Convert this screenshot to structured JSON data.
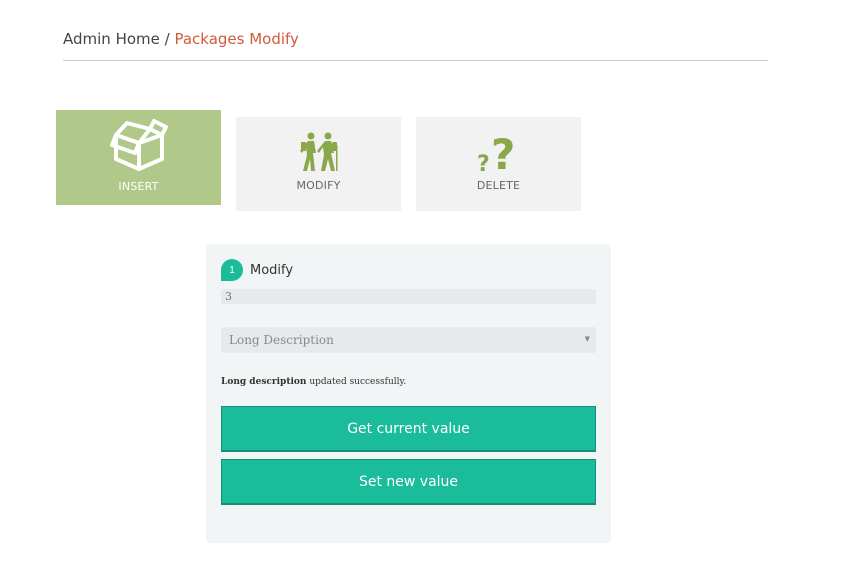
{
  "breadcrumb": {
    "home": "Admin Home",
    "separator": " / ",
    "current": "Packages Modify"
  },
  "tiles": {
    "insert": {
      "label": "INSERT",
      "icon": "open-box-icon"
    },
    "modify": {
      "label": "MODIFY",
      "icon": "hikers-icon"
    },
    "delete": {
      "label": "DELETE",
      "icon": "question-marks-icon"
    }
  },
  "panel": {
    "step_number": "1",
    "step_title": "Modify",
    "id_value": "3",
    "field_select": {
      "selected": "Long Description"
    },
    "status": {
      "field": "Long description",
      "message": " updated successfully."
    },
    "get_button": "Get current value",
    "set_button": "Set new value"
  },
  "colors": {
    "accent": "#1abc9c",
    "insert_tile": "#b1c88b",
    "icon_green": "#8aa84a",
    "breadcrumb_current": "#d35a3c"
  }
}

+ + +

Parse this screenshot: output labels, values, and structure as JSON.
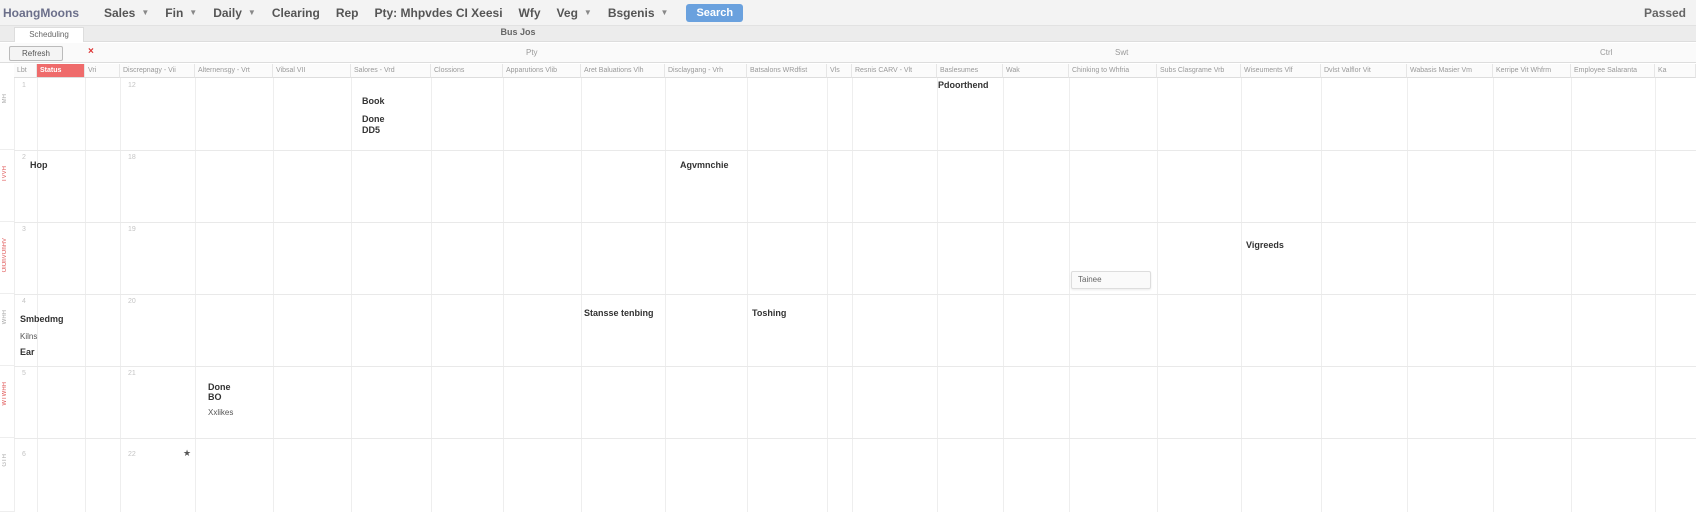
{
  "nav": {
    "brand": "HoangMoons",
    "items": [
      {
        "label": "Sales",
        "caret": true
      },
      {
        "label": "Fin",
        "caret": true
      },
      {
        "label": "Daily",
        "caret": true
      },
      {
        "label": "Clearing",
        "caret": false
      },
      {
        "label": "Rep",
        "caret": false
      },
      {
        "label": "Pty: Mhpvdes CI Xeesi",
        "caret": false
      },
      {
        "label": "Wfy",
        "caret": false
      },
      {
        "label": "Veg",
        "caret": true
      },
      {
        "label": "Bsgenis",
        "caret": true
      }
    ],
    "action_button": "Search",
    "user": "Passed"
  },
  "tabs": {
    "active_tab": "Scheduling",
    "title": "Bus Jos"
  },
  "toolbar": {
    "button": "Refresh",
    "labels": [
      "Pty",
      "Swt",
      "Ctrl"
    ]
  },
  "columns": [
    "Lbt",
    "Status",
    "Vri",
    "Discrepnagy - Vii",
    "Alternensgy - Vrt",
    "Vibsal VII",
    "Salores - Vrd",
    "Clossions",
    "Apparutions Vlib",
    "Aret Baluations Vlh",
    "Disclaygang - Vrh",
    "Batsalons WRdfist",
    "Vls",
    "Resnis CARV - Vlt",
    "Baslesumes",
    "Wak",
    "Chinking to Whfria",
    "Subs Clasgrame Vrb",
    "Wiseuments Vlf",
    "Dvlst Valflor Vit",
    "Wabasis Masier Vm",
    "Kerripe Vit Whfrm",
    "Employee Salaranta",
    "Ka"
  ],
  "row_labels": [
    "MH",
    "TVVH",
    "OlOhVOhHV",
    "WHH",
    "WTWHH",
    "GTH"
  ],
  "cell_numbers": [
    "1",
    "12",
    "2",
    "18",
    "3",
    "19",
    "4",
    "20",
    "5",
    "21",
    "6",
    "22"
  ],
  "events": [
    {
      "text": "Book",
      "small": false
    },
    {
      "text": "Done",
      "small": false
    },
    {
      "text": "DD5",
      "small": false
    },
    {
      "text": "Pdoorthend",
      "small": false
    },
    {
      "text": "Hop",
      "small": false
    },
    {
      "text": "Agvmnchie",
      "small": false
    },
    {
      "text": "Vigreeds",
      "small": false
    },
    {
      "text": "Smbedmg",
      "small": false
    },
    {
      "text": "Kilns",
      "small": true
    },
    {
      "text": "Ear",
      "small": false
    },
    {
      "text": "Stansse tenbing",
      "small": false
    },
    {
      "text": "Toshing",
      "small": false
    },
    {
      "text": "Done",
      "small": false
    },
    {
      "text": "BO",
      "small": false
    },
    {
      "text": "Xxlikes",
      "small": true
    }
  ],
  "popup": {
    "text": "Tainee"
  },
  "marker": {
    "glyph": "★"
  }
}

+ + +

- REQUIREMENTS: List all lines above in which the string "Long" appears.

- COMPLETE ANSWER:
      "selected": "Long Description"
      "field": "Long description",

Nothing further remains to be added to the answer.